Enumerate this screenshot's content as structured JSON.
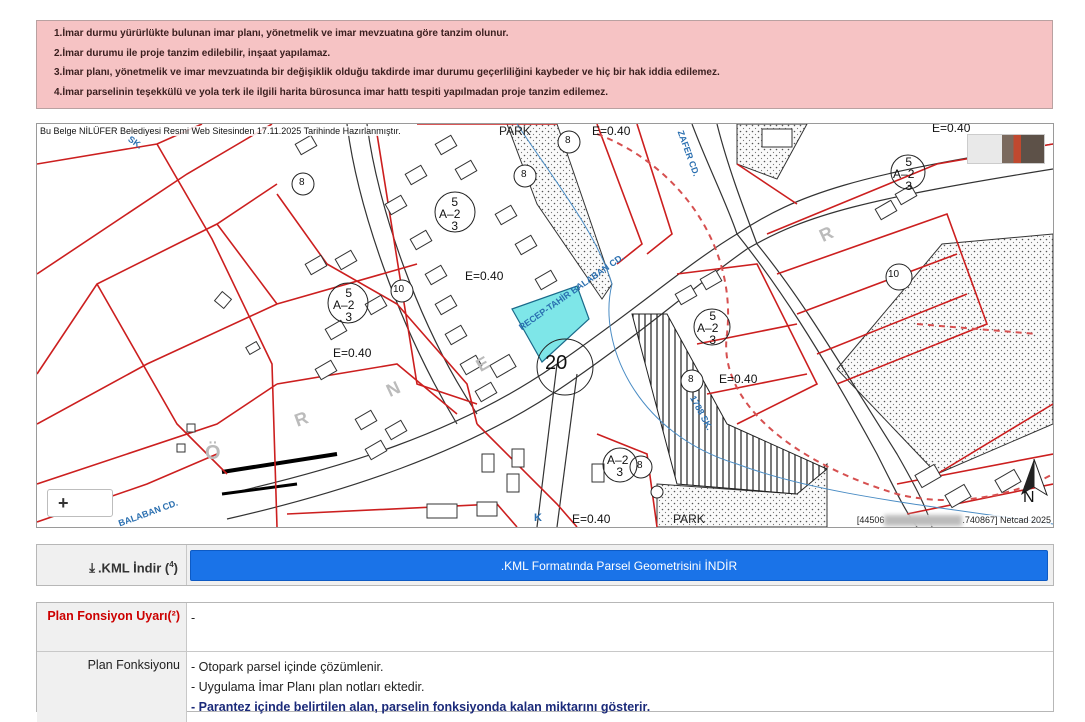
{
  "notices": [
    "1.İmar durmu yürürlükte bulunan imar planı, yönetmelik ve imar mevzuatına göre tanzim olunur.",
    "2.İmar durumu ile proje tanzim edilebilir, inşaat yapılamaz.",
    "3.İmar planı, yönetmelik ve imar mevzuatında bir değişiklik olduğu takdirde imar durumu geçerliliğini kaybeder ve hiç bir hak iddia edilemez.",
    "4.İmar parselinin teşekkülü ve yola terk ile ilgili harita bürosunca imar hattı tespiti yapılmadan proje tanzim edilemez."
  ],
  "map": {
    "caption": "Bu Belge NİLÜFER Belediyesi Resmi Web Sitesinden 17.11.2025 Tarihinde Hazırlanmıştır.",
    "zoom_label": "+",
    "coords_left": "[44506",
    "coords_right": ".740867] Netcad 2025",
    "north": "N",
    "labels": {
      "park_top": "PARK",
      "park_bottom": "PARK",
      "e040": "E=0.40",
      "road_main": "RECEP-TAHİR BALABAN CD.",
      "road_diag": "1788 SK.",
      "road_top": "SK.",
      "road_cd": "ZAFER CD.",
      "road_bottom_left": "BALABAN CD.",
      "road_k": "K",
      "zone_r": "R",
      "zone_n": "N",
      "zone_e": "E",
      "zone_o": "Ö",
      "zone_p": "R",
      "a32": "A",
      "frac_top": "5",
      "frac_bottom": "3",
      "frac_mid": "2",
      "frac_a2": "2",
      "circle_8": "8",
      "circle_10": "10",
      "circle_20": "20"
    }
  },
  "kml": {
    "label": ".KML İndir (",
    "label_sup": "4",
    "label_end": ")",
    "button": ".KML Formatında Parsel Geometrisini İNDİR"
  },
  "info": {
    "warn_key": "Plan Fonsiyon Uyarı(²)",
    "warn_val": "-",
    "func_key": "Plan Fonksiyonu",
    "func_lines": [
      "- Otopark parsel içinde çözümlenir.",
      "- Uygulama İmar Planı plan notları ektedir."
    ],
    "func_bold": "- Parantez içinde belirtilen alan, parselin fonksiyonda kalan miktarını gösterir."
  },
  "colors": {
    "notice_bg": "#f6c3c4",
    "parcel_line": "#cc1f1f",
    "highlight_parcel": "#7ee6e8",
    "button_blue": "#1a73e8",
    "warn_red": "#cc0000"
  }
}
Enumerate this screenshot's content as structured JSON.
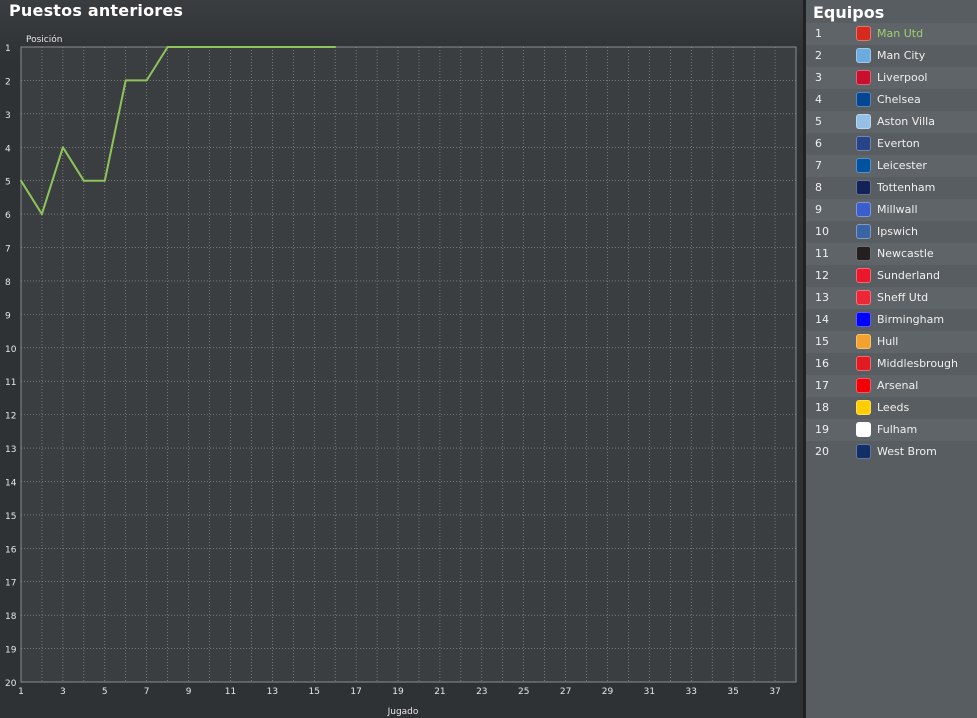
{
  "header": {
    "title": "Puestos anteriores"
  },
  "sidebar": {
    "title": "Equipos",
    "highlight_color": "#9ecf6e",
    "teams": [
      {
        "pos": "1",
        "name": "Man Utd",
        "badge_color": "#d52b1e",
        "highlight": true
      },
      {
        "pos": "2",
        "name": "Man City",
        "badge_color": "#6cabdd"
      },
      {
        "pos": "3",
        "name": "Liverpool",
        "badge_color": "#c8102e"
      },
      {
        "pos": "4",
        "name": "Chelsea",
        "badge_color": "#034694"
      },
      {
        "pos": "5",
        "name": "Aston Villa",
        "badge_color": "#95bfe5"
      },
      {
        "pos": "6",
        "name": "Everton",
        "badge_color": "#274488"
      },
      {
        "pos": "7",
        "name": "Leicester",
        "badge_color": "#0053a0"
      },
      {
        "pos": "8",
        "name": "Tottenham",
        "badge_color": "#132257"
      },
      {
        "pos": "9",
        "name": "Millwall",
        "badge_color": "#3a5fcd"
      },
      {
        "pos": "10",
        "name": "Ipswich",
        "badge_color": "#3a64a3"
      },
      {
        "pos": "11",
        "name": "Newcastle",
        "badge_color": "#241f20"
      },
      {
        "pos": "12",
        "name": "Sunderland",
        "badge_color": "#eb172b"
      },
      {
        "pos": "13",
        "name": "Sheff Utd",
        "badge_color": "#ee2737"
      },
      {
        "pos": "14",
        "name": "Birmingham",
        "badge_color": "#0000ff"
      },
      {
        "pos": "15",
        "name": "Hull",
        "badge_color": "#f5a12d"
      },
      {
        "pos": "16",
        "name": "Middlesbrough",
        "badge_color": "#e11b22"
      },
      {
        "pos": "17",
        "name": "Arsenal",
        "badge_color": "#ef0107"
      },
      {
        "pos": "18",
        "name": "Leeds",
        "badge_color": "#ffcd00"
      },
      {
        "pos": "19",
        "name": "Fulham",
        "badge_color": "#ffffff"
      },
      {
        "pos": "20",
        "name": "West Brom",
        "badge_color": "#122f67"
      }
    ]
  },
  "chart_data": {
    "type": "line",
    "title": "",
    "xlabel": "Jugado",
    "ylabel": "Posición",
    "xlim": [
      1,
      38
    ],
    "ylim": [
      1,
      20
    ],
    "y_inverted": true,
    "grid": true,
    "x_ticks": [
      "1",
      "3",
      "5",
      "7",
      "9",
      "11",
      "13",
      "15",
      "17",
      "19",
      "21",
      "23",
      "25",
      "27",
      "29",
      "31",
      "33",
      "35",
      "37"
    ],
    "y_ticks": [
      "1",
      "2",
      "3",
      "4",
      "5",
      "6",
      "7",
      "8",
      "9",
      "10",
      "11",
      "12",
      "13",
      "14",
      "15",
      "16",
      "17",
      "18",
      "19",
      "20"
    ],
    "series": [
      {
        "color": "#8fc45a",
        "x": [
          1,
          2,
          3,
          4,
          5,
          6,
          7,
          8,
          9,
          10,
          11,
          12,
          13,
          14,
          15,
          16
        ],
        "y": [
          5,
          6,
          4,
          5,
          5,
          2,
          2,
          1,
          1,
          1,
          1,
          1,
          1,
          1,
          1,
          1
        ]
      }
    ]
  }
}
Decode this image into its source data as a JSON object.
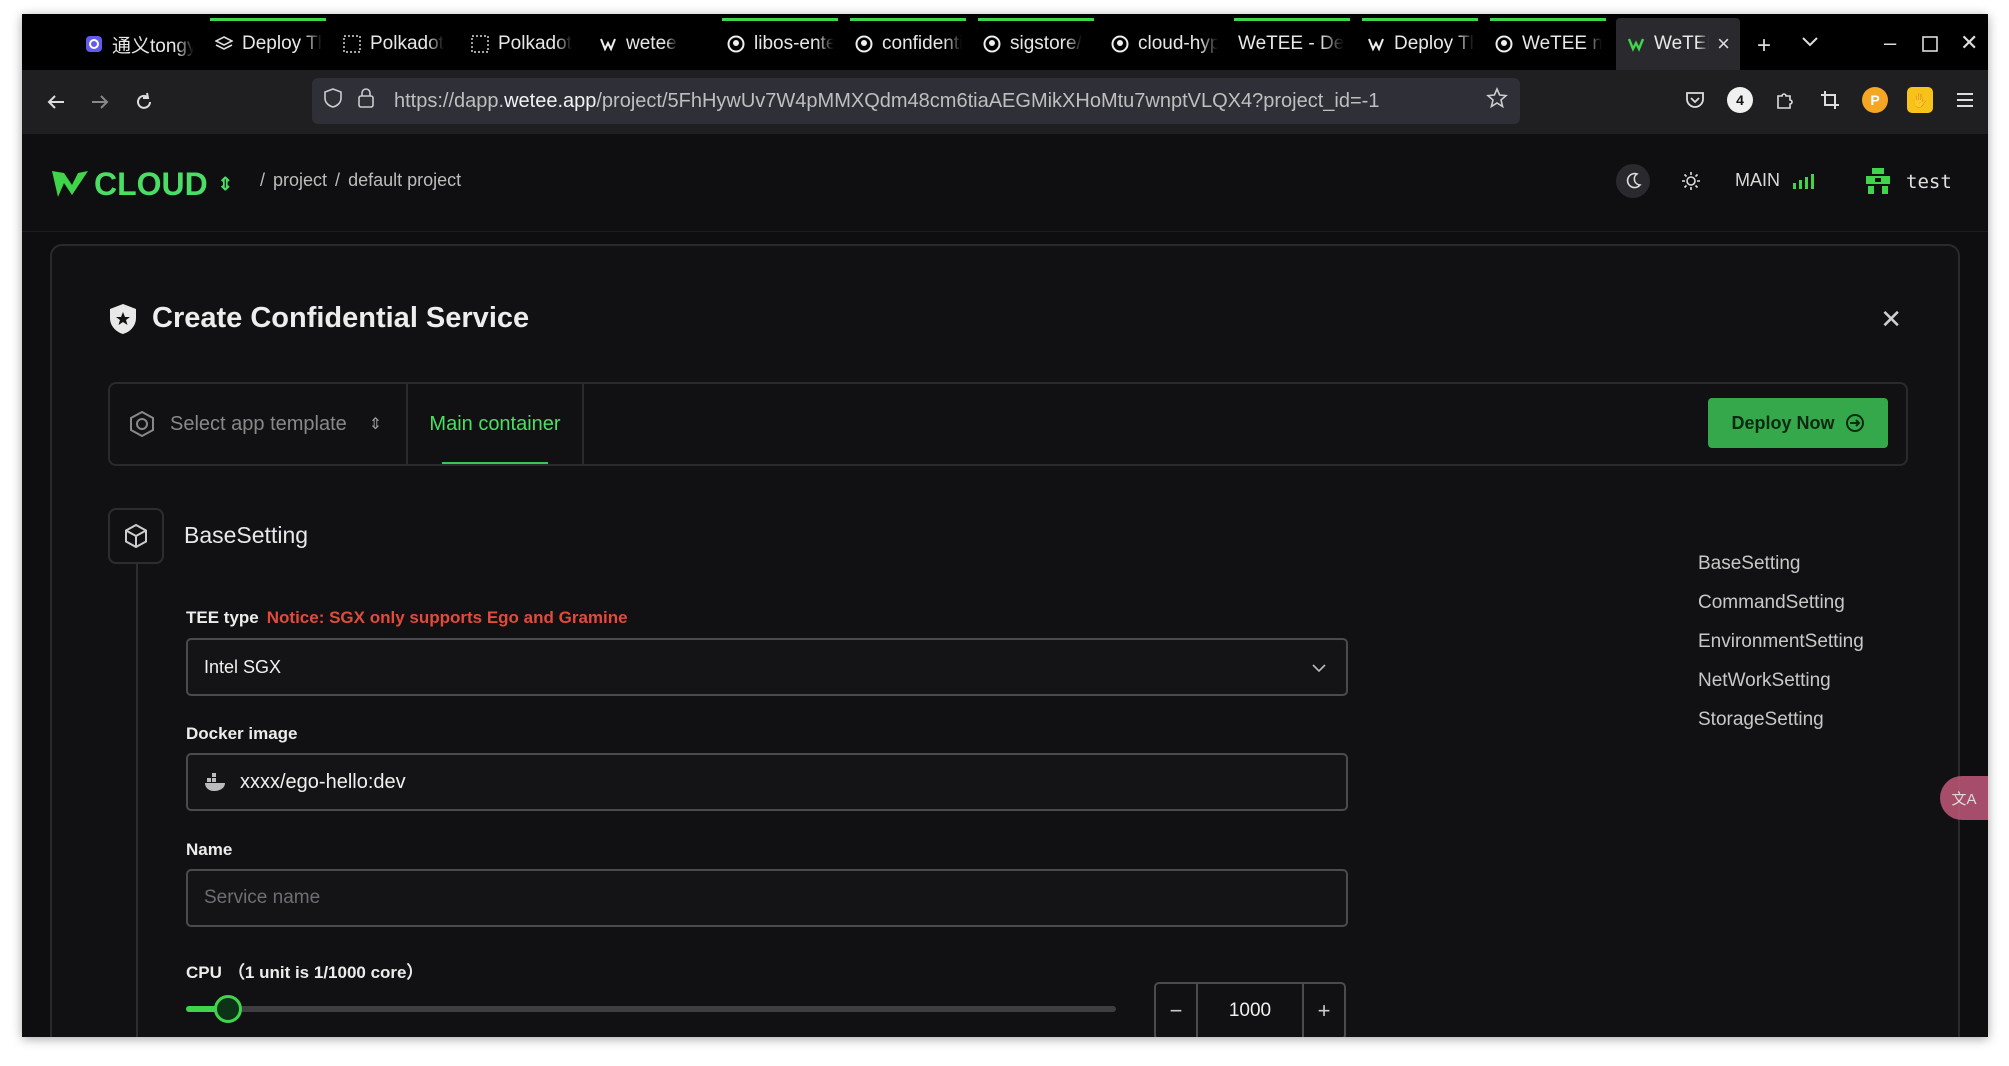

PROBLEM DESCRIPTION: Scan the material above for the word "durumu". Copy each line where it occurs.

FULL RESPONSE:
    "2.İmar durumu ile proje tanzim edilebilir, inşaat yapılamaz.",
    "3.İmar planı, yönetmelik ve imar mevzuatında bir değişiklik olduğu takdirde imar durumu geçerliliğini kaybeder ve hiç bir hak iddia edilemez.",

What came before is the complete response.